Task goal: Every entry should be repeated exactly. Omit the pictures.

Excerpted data:
* start *

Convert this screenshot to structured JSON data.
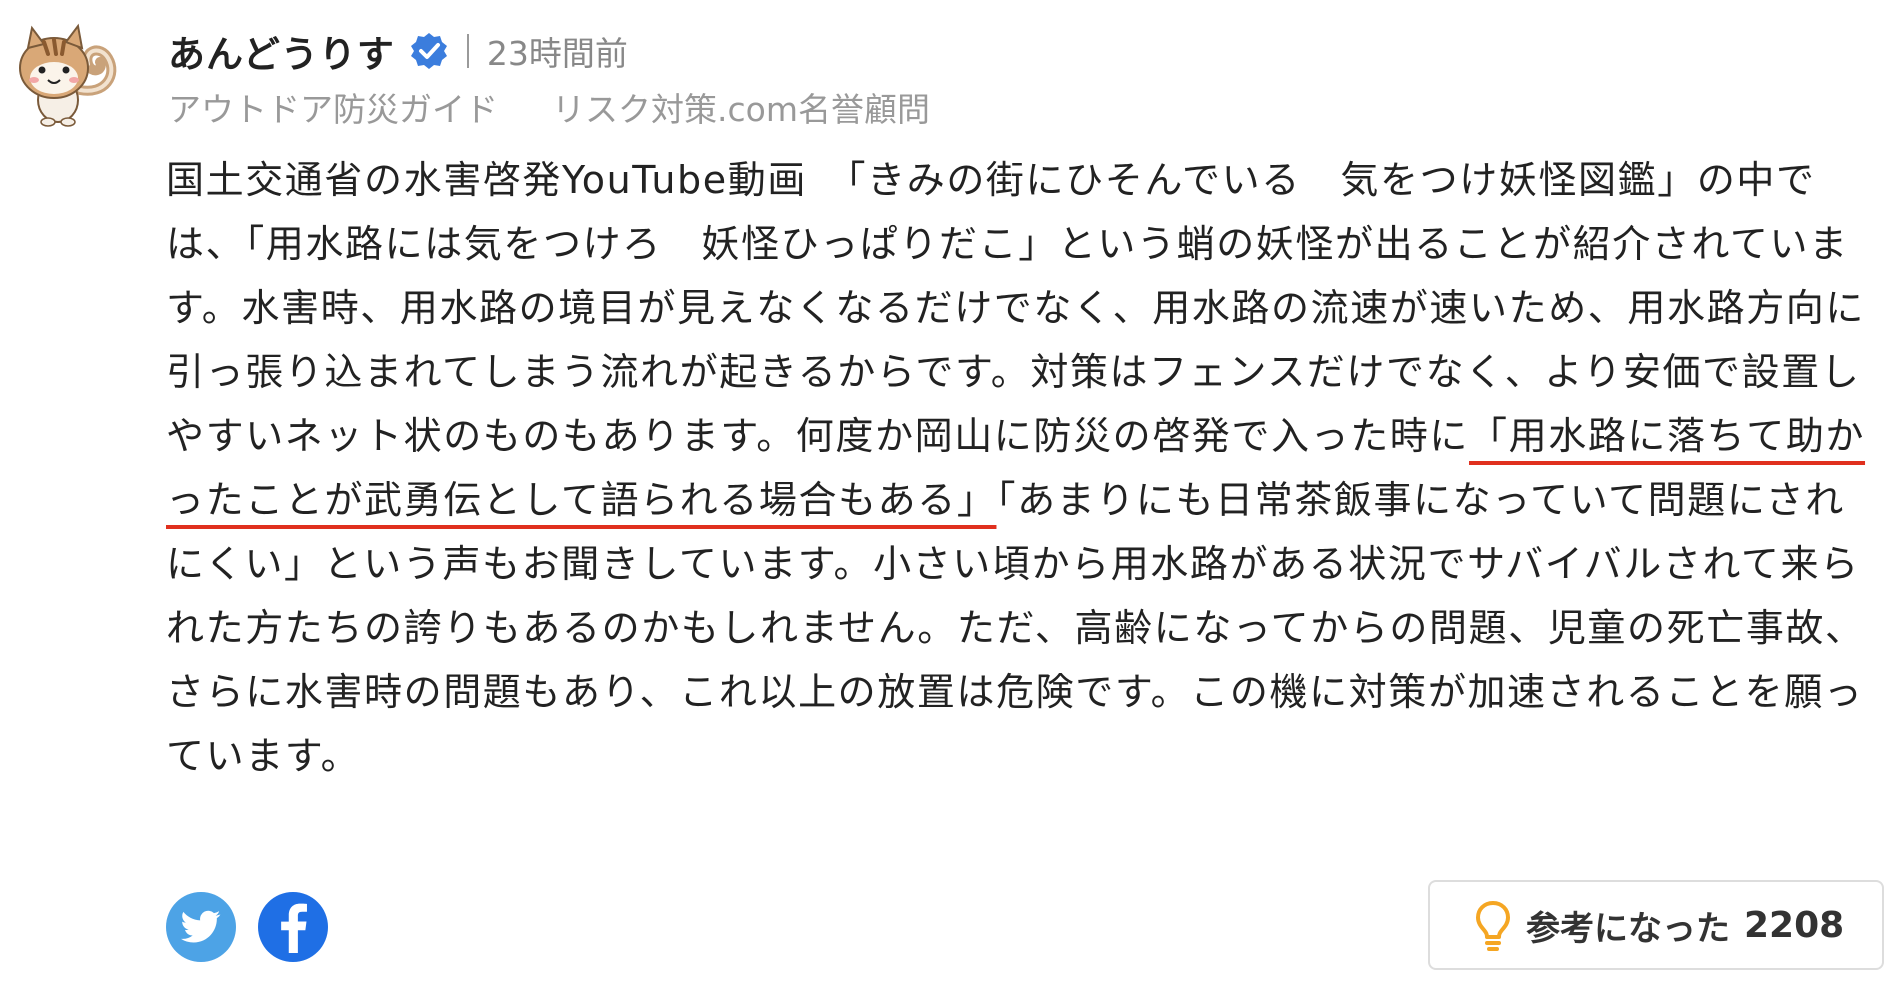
{
  "author": {
    "name": "あんどうりす",
    "verified": true,
    "timestamp": "23時間前",
    "titles": [
      "アウトドア防災ガイド",
      "リスク対策.com名誉顧問"
    ]
  },
  "comment": {
    "before_underline": "国土交通省の水害啓発YouTube動画　「きみの街にひそんでいる　気をつけ妖怪図鑑」の中では、「用水路には気をつけろ　妖怪ひっぱりだこ」という蛸の妖怪が出ることが紹介されています。水害時、用水路の境目が見えなくなるだけでなく、用水路の流速が速いため、用水路方向に引っ張り込まれてしまう流れが起きるからです。対策はフェンスだけでなく、より安価で設置しやすいネット状のものもあります。何度か岡山に防災の啓発で入った時に",
    "underlined": "「用水路に落ちて助かったことが武勇伝として語られる場合もある」",
    "after_underline": "「あまりにも日常茶飯事になっていて問題にされにくい」という声もお聞きしています。小さい頃から用水路がある状況でサバイバルされて来られた方たちの誇りもあるのかもしれません。ただ、高齢になってからの問題、児童の死亡事故、さらに水害時の問題もあり、これ以上の放置は危険です。この機に対策が加速されることを願っています。"
  },
  "share": {
    "twitter_icon": "twitter-icon",
    "facebook_icon": "facebook-icon"
  },
  "helpful": {
    "label": "参考になった",
    "count": "2208",
    "icon": "lightbulb-icon"
  },
  "colors": {
    "underline": "#e0301e",
    "verified": "#3b7ddd",
    "twitter": "#4da3e6",
    "facebook": "#1f6fe5",
    "bulb": "#f5a623"
  }
}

* end *

Exercise solution:
Convert this screenshot to structured JSON data.
{
  "author": {
    "name": "あんどうりす",
    "verified": true,
    "timestamp": "23時間前",
    "titles": [
      "アウトドア防災ガイド",
      "リスク対策.com名誉顧問"
    ]
  },
  "comment": {
    "before_underline": "国土交通省の水害啓発YouTube動画　「きみの街にひそんでいる　気をつけ妖怪図鑑」の中では、「用水路には気をつけろ　妖怪ひっぱりだこ」という蛸の妖怪が出ることが紹介されています。水害時、用水路の境目が見えなくなるだけでなく、用水路の流速が速いため、用水路方向に引っ張り込まれてしまう流れが起きるからです。対策はフェンスだけでなく、より安価で設置しやすいネット状のものもあります。何度か岡山に防災の啓発で入った時に",
    "underlined": "「用水路に落ちて助かったことが武勇伝として語られる場合もある」",
    "after_underline": "「あまりにも日常茶飯事になっていて問題にされにくい」という声もお聞きしています。小さい頃から用水路がある状況でサバイバルされて来られた方たちの誇りもあるのかもしれません。ただ、高齢になってからの問題、児童の死亡事故、さらに水害時の問題もあり、これ以上の放置は危険です。この機に対策が加速されることを願っています。"
  },
  "share": {
    "twitter_icon": "twitter-icon",
    "facebook_icon": "facebook-icon"
  },
  "helpful": {
    "label": "参考になった",
    "count": "2208",
    "icon": "lightbulb-icon"
  },
  "colors": {
    "underline": "#e0301e",
    "verified": "#3b7ddd",
    "twitter": "#4da3e6",
    "facebook": "#1f6fe5",
    "bulb": "#f5a623"
  }
}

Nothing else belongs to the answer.